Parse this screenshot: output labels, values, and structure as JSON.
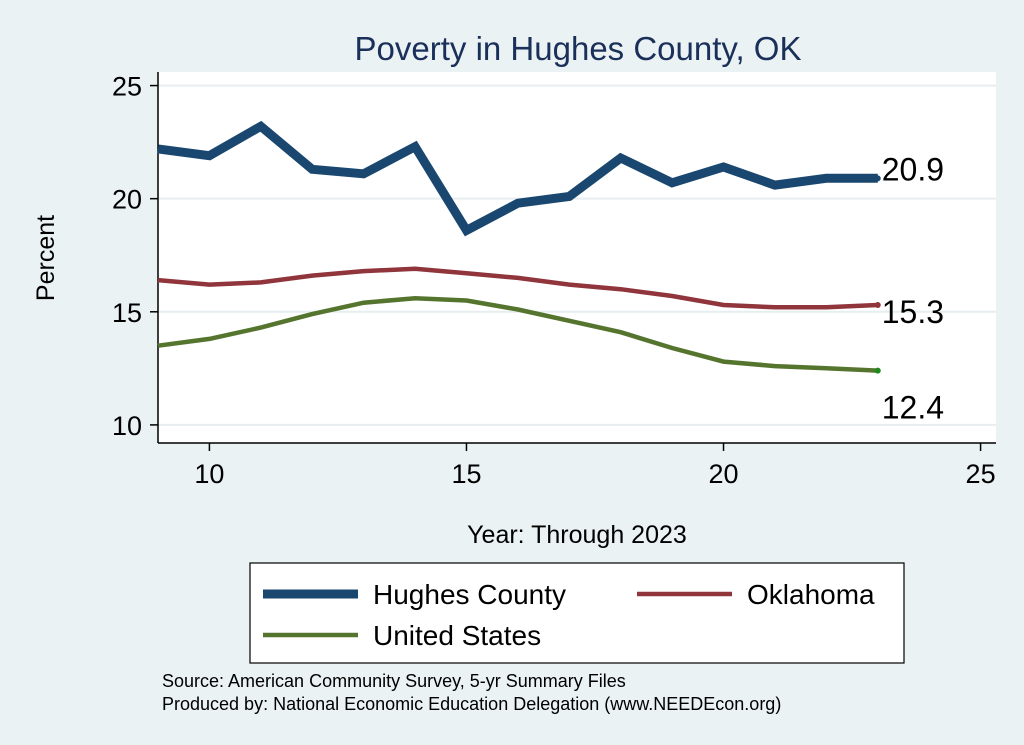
{
  "chart_data": {
    "type": "line",
    "title": "Poverty in Hughes County, OK",
    "xlabel": "Year: Through 2023",
    "ylabel": "Percent",
    "xlim": [
      9,
      25.3
    ],
    "ylim": [
      9.2,
      25.6
    ],
    "xticks": [
      10,
      15,
      20,
      25
    ],
    "yticks": [
      10,
      15,
      20,
      25
    ],
    "grid": "horizontal",
    "legend_position": "bottom",
    "x": [
      9,
      10,
      11,
      12,
      13,
      14,
      15,
      16,
      17,
      18,
      19,
      20,
      21,
      22,
      23
    ],
    "series": [
      {
        "name": "Hughes County",
        "color": "#1a476f",
        "end_label": "20.9",
        "values": [
          22.2,
          21.9,
          23.2,
          21.3,
          21.1,
          22.3,
          18.6,
          19.8,
          20.1,
          21.8,
          20.7,
          21.4,
          20.6,
          20.9,
          20.9
        ]
      },
      {
        "name": "Oklahoma",
        "color": "#90353b",
        "end_label": "15.3",
        "values": [
          16.4,
          16.2,
          16.3,
          16.6,
          16.8,
          16.9,
          16.7,
          16.5,
          16.2,
          16.0,
          15.7,
          15.3,
          15.2,
          15.2,
          15.3
        ]
      },
      {
        "name": "United States",
        "color": "#55752f",
        "end_label": "12.4",
        "values": [
          13.5,
          13.8,
          14.3,
          14.9,
          15.4,
          15.6,
          15.5,
          15.1,
          14.6,
          14.1,
          13.4,
          12.8,
          12.6,
          12.5,
          12.4
        ]
      }
    ]
  },
  "footer": {
    "source_line": "Source: American Community Survey, 5-yr Summary Files",
    "produced_line": "Produced by: National Economic Education Delegation (www.NEEDEcon.org)"
  }
}
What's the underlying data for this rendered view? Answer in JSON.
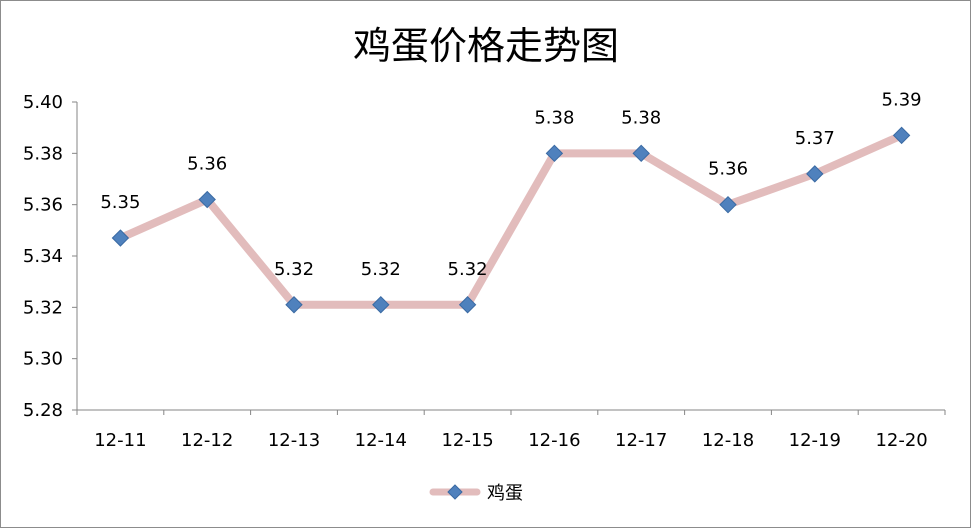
{
  "chart_data": {
    "type": "line",
    "title": "鸡蛋价格走势图",
    "xlabel": "",
    "ylabel": "",
    "categories": [
      "12-11",
      "12-12",
      "12-13",
      "12-14",
      "12-15",
      "12-16",
      "12-17",
      "12-18",
      "12-19",
      "12-20"
    ],
    "ylim": [
      5.28,
      5.4
    ],
    "yticks": [
      5.28,
      5.3,
      5.32,
      5.34,
      5.36,
      5.38,
      5.4
    ],
    "grid": false,
    "legend": "bottom",
    "series": [
      {
        "name": "鸡蛋",
        "values": [
          5.347,
          5.362,
          5.321,
          5.321,
          5.321,
          5.38,
          5.38,
          5.36,
          5.372,
          5.387
        ],
        "data_labels": [
          "5.35",
          "5.36",
          "5.32",
          "5.32",
          "5.32",
          "5.38",
          "5.38",
          "5.36",
          "5.37",
          "5.39"
        ],
        "line_color": "#e2bcbc",
        "marker_color": "#4f81bd"
      }
    ]
  }
}
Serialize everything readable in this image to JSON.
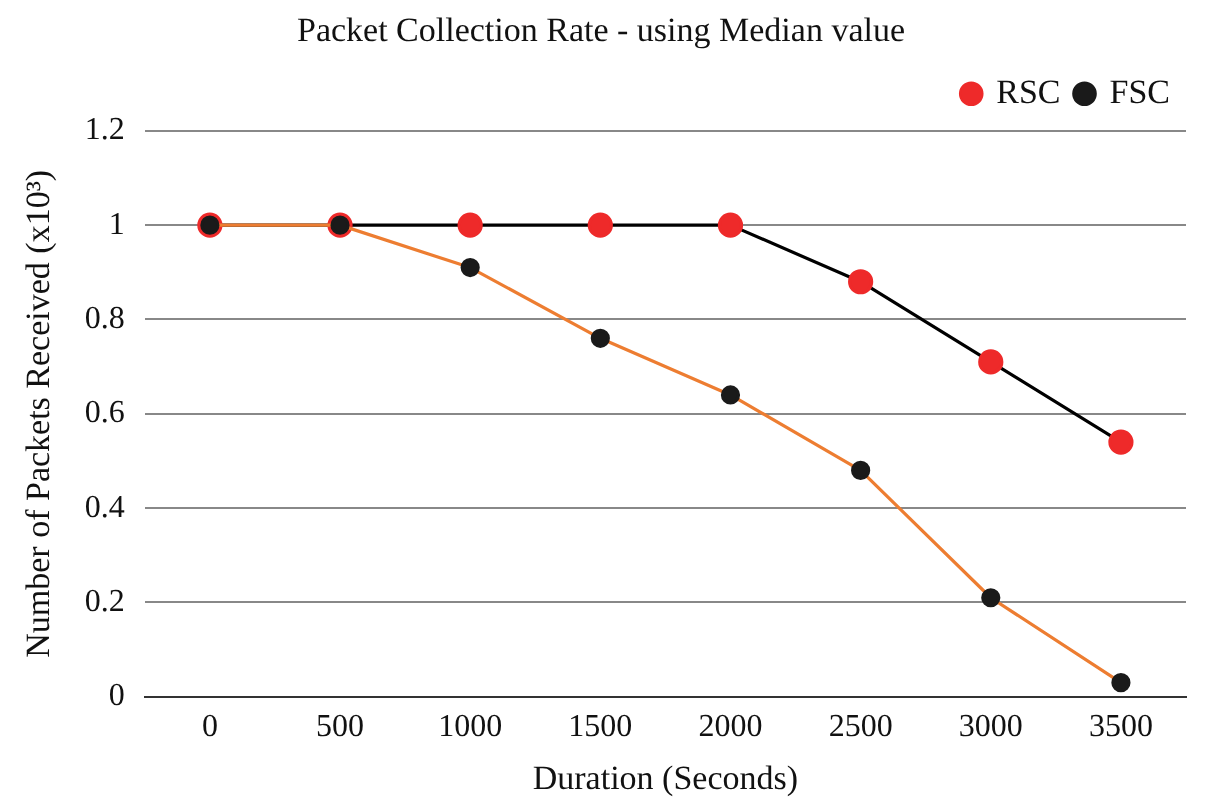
{
  "chart_data": {
    "type": "line",
    "title": "Packet Collection Rate - using Median value",
    "xlabel": "Duration (Seconds)",
    "ylabel": "Number of Packets Received (x10³)",
    "categories": [
      "0",
      "500",
      "1000",
      "1500",
      "2000",
      "2500",
      "3000",
      "3500"
    ],
    "series": [
      {
        "name": "RSC",
        "color": "#000000",
        "colors": [
          "#ee2a2a",
          "#ee2a2a",
          "#ee2a2a",
          "#ee2a2a",
          "#ee2a2a",
          "#ee2a2a",
          "#ee2a2a",
          "#ee2a2a"
        ],
        "values": [
          1,
          1,
          1,
          1,
          1,
          0.88,
          0.71,
          0.54
        ]
      },
      {
        "name": "FSC",
        "color": "#ed7d31",
        "colors": [
          "#1a1a1a",
          "#1a1a1a",
          "#1a1a1a",
          "#1a1a1a",
          "#1a1a1a",
          "#1a1a1a",
          "#1a1a1a",
          "#1a1a1a"
        ],
        "values": [
          1,
          1,
          0.91,
          0.76,
          0.64,
          0.48,
          0.21,
          0.03
        ]
      }
    ],
    "ylim": [
      0,
      1.2
    ],
    "yticks": [
      0,
      0.2,
      0.4,
      0.6,
      0.8,
      1,
      1.2
    ],
    "grid": "y",
    "legend": "top right",
    "marker": "circle",
    "line_style": "solid"
  }
}
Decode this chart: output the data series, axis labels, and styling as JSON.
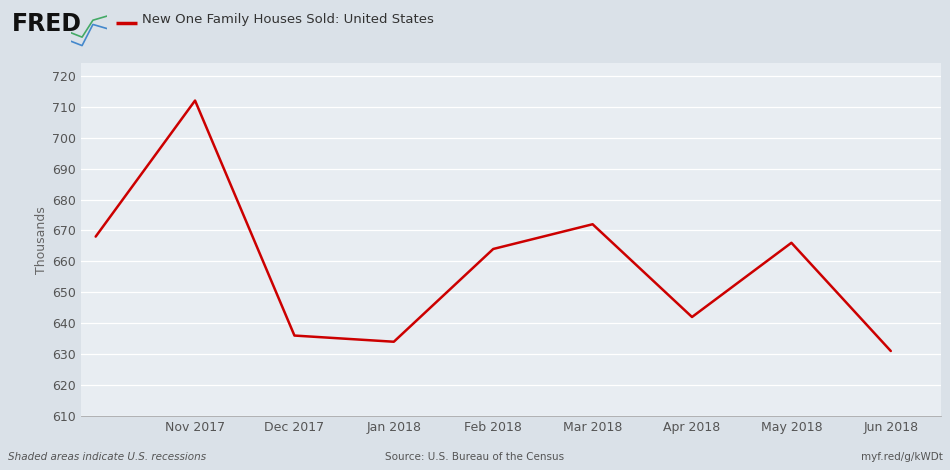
{
  "title": "New One Family Houses Sold: United States",
  "ylabel": "Thousands",
  "source_text": "Source: U.S. Bureau of the Census",
  "recession_text": "Shaded areas indicate U.S. recessions",
  "url_text": "myf.red/g/kWDt",
  "background_color": "#dae1e8",
  "plot_bg_color": "#e8edf2",
  "line_color": "#cc0000",
  "x_labels": [
    "Nov 2017",
    "Dec 2017",
    "Jan 2018",
    "Feb 2018",
    "Mar 2018",
    "Apr 2018",
    "May 2018",
    "Jun 2018"
  ],
  "y_values": [
    668,
    712,
    636,
    634,
    664,
    672,
    642,
    666,
    631
  ],
  "ylim": [
    610,
    724
  ],
  "yticks": [
    610,
    620,
    630,
    640,
    650,
    660,
    670,
    680,
    690,
    700,
    710,
    720
  ],
  "grid_color": "#ffffff",
  "line_width": 1.8,
  "fred_text": "FRED",
  "legend_line_color": "#cc0000"
}
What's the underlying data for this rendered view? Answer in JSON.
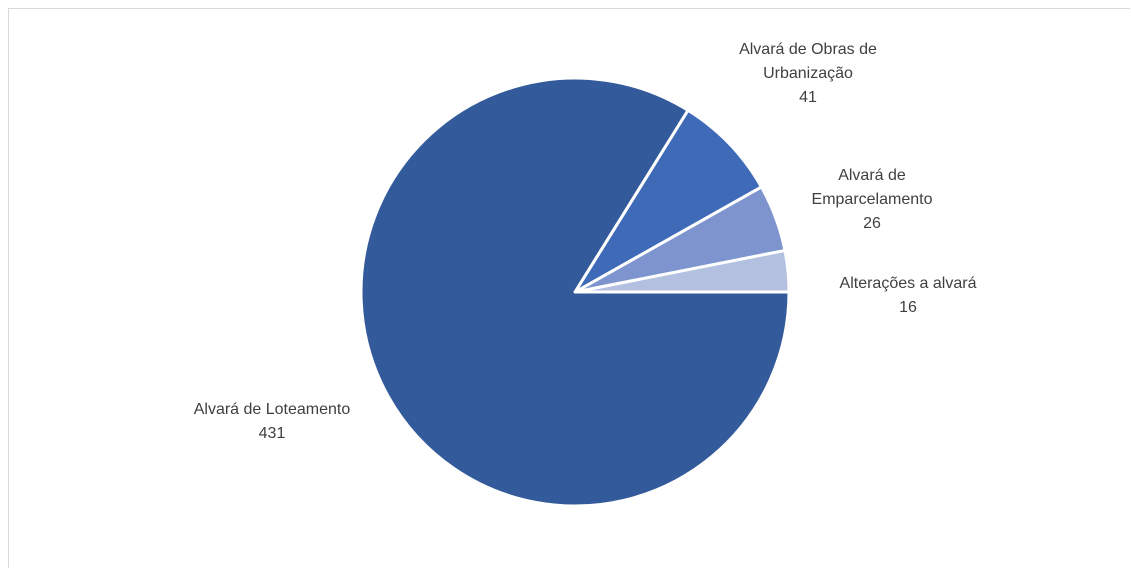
{
  "chart_data": {
    "type": "pie",
    "title": "",
    "slices": [
      {
        "label": "Alvará de Loteamento",
        "value": 431,
        "value_label": "431",
        "color": "#335A9A"
      },
      {
        "label": "Alvará de Obras de Urbanização",
        "value": 41,
        "value_label": "41",
        "color": "#3F6AB8"
      },
      {
        "label": "Alvará de Emparcelamento",
        "value": 26,
        "value_label": "26",
        "color": "#7E94CE"
      },
      {
        "label": "Alterações a alvará",
        "value": 16,
        "value_label": "16",
        "color": "#B4C0E0"
      }
    ],
    "legend": "none",
    "data_labels": "outside, category name and value"
  }
}
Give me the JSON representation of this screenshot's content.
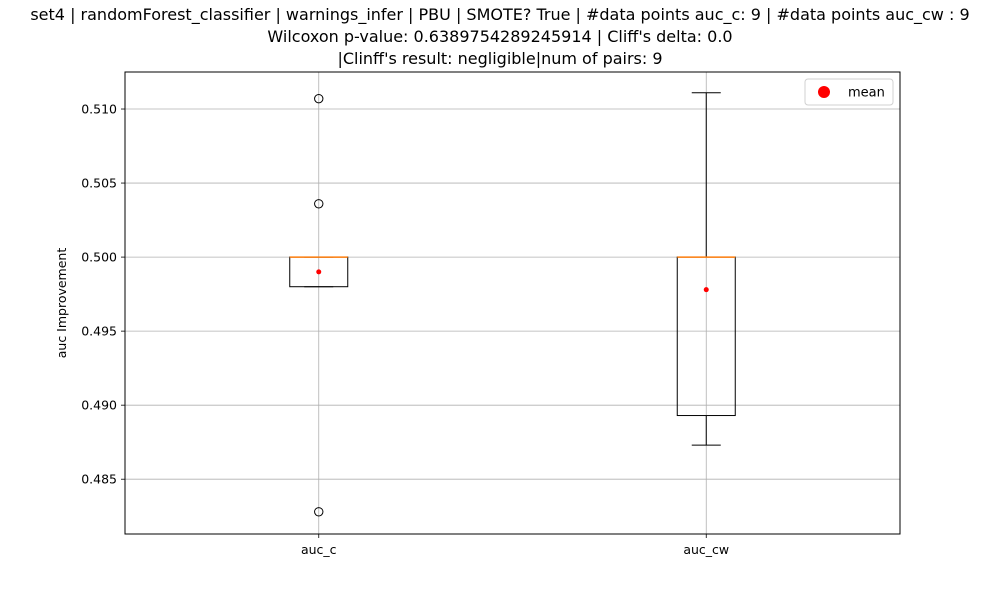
{
  "chart_data": {
    "type": "box",
    "title_lines": [
      "set4 | randomForest_classifier | warnings_infer | PBU | SMOTE? True | #data points auc_c: 9 | #data points auc_cw : 9",
      "Wilcoxon p-value: 0.6389754289245914 | Cliff's delta: 0.0",
      "|Clinff's result: negligible|num of pairs: 9"
    ],
    "xlabel": "",
    "ylabel": "auc Improvement",
    "ylim": [
      0.4813,
      0.5125
    ],
    "yticks": [
      0.485,
      0.49,
      0.495,
      0.5,
      0.505,
      0.51
    ],
    "ytick_labels": [
      "0.485",
      "0.490",
      "0.495",
      "0.500",
      "0.505",
      "0.510"
    ],
    "categories": [
      "auc_c",
      "auc_cw"
    ],
    "grid": true,
    "legend": {
      "position": "top-right",
      "entries": [
        "mean"
      ]
    },
    "colors": {
      "box": "#000000",
      "median": "#ff7f0e",
      "mean": "#ff0000",
      "grid": "#b0b0b0"
    },
    "boxes": [
      {
        "name": "auc_c",
        "whisker_low": 0.498,
        "q1": 0.498,
        "median": 0.5,
        "q3": 0.5,
        "whisker_high": 0.5,
        "mean": 0.499,
        "outliers": [
          0.5107,
          0.5036,
          0.4828
        ]
      },
      {
        "name": "auc_cw",
        "whisker_low": 0.4873,
        "q1": 0.4893,
        "median": 0.5,
        "q3": 0.5,
        "whisker_high": 0.5111,
        "mean": 0.4978,
        "outliers": []
      }
    ]
  }
}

Task instructions: Retype all the records shown above, character for character. Omit every picture.

Exercise solution:
Parse this screenshot: output labels, values, and structure as JSON.
{
  "chart_data": {
    "type": "line",
    "title": "Poverty in Hughes County, OK",
    "xlabel": "Year: Through 2023",
    "ylabel": "Percent",
    "xlim": [
      9,
      25.3
    ],
    "ylim": [
      9.2,
      25.6
    ],
    "xticks": [
      10,
      15,
      20,
      25
    ],
    "yticks": [
      10,
      15,
      20,
      25
    ],
    "grid": "horizontal",
    "legend_position": "bottom",
    "x": [
      9,
      10,
      11,
      12,
      13,
      14,
      15,
      16,
      17,
      18,
      19,
      20,
      21,
      22,
      23
    ],
    "series": [
      {
        "name": "Hughes County",
        "color": "#1a476f",
        "end_label": "20.9",
        "values": [
          22.2,
          21.9,
          23.2,
          21.3,
          21.1,
          22.3,
          18.6,
          19.8,
          20.1,
          21.8,
          20.7,
          21.4,
          20.6,
          20.9,
          20.9
        ]
      },
      {
        "name": "Oklahoma",
        "color": "#90353b",
        "end_label": "15.3",
        "values": [
          16.4,
          16.2,
          16.3,
          16.6,
          16.8,
          16.9,
          16.7,
          16.5,
          16.2,
          16.0,
          15.7,
          15.3,
          15.2,
          15.2,
          15.3
        ]
      },
      {
        "name": "United States",
        "color": "#55752f",
        "end_label": "12.4",
        "values": [
          13.5,
          13.8,
          14.3,
          14.9,
          15.4,
          15.6,
          15.5,
          15.1,
          14.6,
          14.1,
          13.4,
          12.8,
          12.6,
          12.5,
          12.4
        ]
      }
    ]
  },
  "footer": {
    "source_line": "Source: American Community Survey, 5-yr Summary Files",
    "produced_line": "Produced by: National Economic Education Delegation (www.NEEDEcon.org)"
  }
}
What's the underlying data for this rendered view? Answer in JSON.
{
  "chart_data": {
    "type": "line",
    "title": "鸡蛋价格走势图",
    "xlabel": "",
    "ylabel": "",
    "categories": [
      "12-11",
      "12-12",
      "12-13",
      "12-14",
      "12-15",
      "12-16",
      "12-17",
      "12-18",
      "12-19",
      "12-20"
    ],
    "ylim": [
      5.28,
      5.4
    ],
    "yticks": [
      5.28,
      5.3,
      5.32,
      5.34,
      5.36,
      5.38,
      5.4
    ],
    "grid": false,
    "legend": "bottom",
    "series": [
      {
        "name": "鸡蛋",
        "values": [
          5.347,
          5.362,
          5.321,
          5.321,
          5.321,
          5.38,
          5.38,
          5.36,
          5.372,
          5.387
        ],
        "data_labels": [
          "5.35",
          "5.36",
          "5.32",
          "5.32",
          "5.32",
          "5.38",
          "5.38",
          "5.36",
          "5.37",
          "5.39"
        ],
        "line_color": "#e2bcbc",
        "marker_color": "#4f81bd"
      }
    ]
  }
}
Serialize everything readable in this image to JSON.
{
  "chart_data": {
    "type": "line",
    "title": "Packet Collection Rate - using Median value",
    "xlabel": "Duration (Seconds)",
    "ylabel": "Number of Packets Received (x10³)",
    "categories": [
      "0",
      "500",
      "1000",
      "1500",
      "2000",
      "2500",
      "3000",
      "3500"
    ],
    "series": [
      {
        "name": "RSC",
        "color": "#000000",
        "colors": [
          "#ee2a2a",
          "#ee2a2a",
          "#ee2a2a",
          "#ee2a2a",
          "#ee2a2a",
          "#ee2a2a",
          "#ee2a2a",
          "#ee2a2a"
        ],
        "values": [
          1,
          1,
          1,
          1,
          1,
          0.88,
          0.71,
          0.54
        ]
      },
      {
        "name": "FSC",
        "color": "#ed7d31",
        "colors": [
          "#1a1a1a",
          "#1a1a1a",
          "#1a1a1a",
          "#1a1a1a",
          "#1a1a1a",
          "#1a1a1a",
          "#1a1a1a",
          "#1a1a1a"
        ],
        "values": [
          1,
          1,
          0.91,
          0.76,
          0.64,
          0.48,
          0.21,
          0.03
        ]
      }
    ],
    "ylim": [
      0,
      1.2
    ],
    "yticks": [
      0,
      0.2,
      0.4,
      0.6,
      0.8,
      1,
      1.2
    ],
    "grid": "y",
    "legend": "top right",
    "marker": "circle",
    "line_style": "solid"
  }
}
Decode this chart: output the data series, axis labels, and styling as JSON.
{
  "title": "New One Family Houses Sold: United States",
  "ylabel": "Thousands",
  "source_text": "Source: U.S. Bureau of the Census",
  "recession_text": "Shaded areas indicate U.S. recessions",
  "url_text": "myf.red/g/kWDt",
  "background_color": "#dae1e8",
  "plot_bg_color": "#e8edf2",
  "line_color": "#cc0000",
  "x_labels": [
    "Nov 2017",
    "Dec 2017",
    "Jan 2018",
    "Feb 2018",
    "Mar 2018",
    "Apr 2018",
    "May 2018",
    "Jun 2018"
  ],
  "y_values": [
    668,
    712,
    636,
    634,
    664,
    672,
    642,
    666,
    631
  ],
  "ylim": [
    610,
    724
  ],
  "yticks": [
    610,
    620,
    630,
    640,
    650,
    660,
    670,
    680,
    690,
    700,
    710,
    720
  ],
  "grid_color": "#ffffff",
  "line_width": 1.8,
  "fred_text": "FRED",
  "legend_line_color": "#cc0000"
}
What's the underlying data for this rendered view? Answer in JSON.
{
  "chart_data": {
    "type": "pie",
    "title": "",
    "slices": [
      {
        "label": "Alvará de Loteamento",
        "value": 431,
        "value_label": "431",
        "color": "#335A9A"
      },
      {
        "label": "Alvará de Obras de Urbanização",
        "value": 41,
        "value_label": "41",
        "color": "#3F6AB8"
      },
      {
        "label": "Alvará de Emparcelamento",
        "value": 26,
        "value_label": "26",
        "color": "#7E94CE"
      },
      {
        "label": "Alterações a alvará",
        "value": 16,
        "value_label": "16",
        "color": "#B4C0E0"
      }
    ],
    "legend": "none",
    "data_labels": "outside, category name and value"
  }
}
Give me the JSON representation of this screenshot's content.
{
  "chart_data": {
    "type": "box",
    "title_lines": [
      "set4 | randomForest_classifier | warnings_infer | PBU | SMOTE? True | #data points auc_c: 9 | #data points auc_cw : 9",
      "Wilcoxon p-value: 0.6389754289245914 | Cliff's delta: 0.0",
      "|Clinff's result: negligible|num of pairs: 9"
    ],
    "xlabel": "",
    "ylabel": "auc Improvement",
    "ylim": [
      0.4813,
      0.5125
    ],
    "yticks": [
      0.485,
      0.49,
      0.495,
      0.5,
      0.505,
      0.51
    ],
    "ytick_labels": [
      "0.485",
      "0.490",
      "0.495",
      "0.500",
      "0.505",
      "0.510"
    ],
    "categories": [
      "auc_c",
      "auc_cw"
    ],
    "grid": true,
    "legend": {
      "position": "top-right",
      "entries": [
        "mean"
      ]
    },
    "colors": {
      "box": "#000000",
      "median": "#ff7f0e",
      "mean": "#ff0000",
      "grid": "#b0b0b0"
    },
    "boxes": [
      {
        "name": "auc_c",
        "whisker_low": 0.498,
        "q1": 0.498,
        "median": 0.5,
        "q3": 0.5,
        "whisker_high": 0.5,
        "mean": 0.499,
        "outliers": [
          0.5107,
          0.5036,
          0.4828
        ]
      },
      {
        "name": "auc_cw",
        "whisker_low": 0.4873,
        "q1": 0.4893,
        "median": 0.5,
        "q3": 0.5,
        "whisker_high": 0.5111,
        "mean": 0.4978,
        "outliers": []
      }
    ]
  }
}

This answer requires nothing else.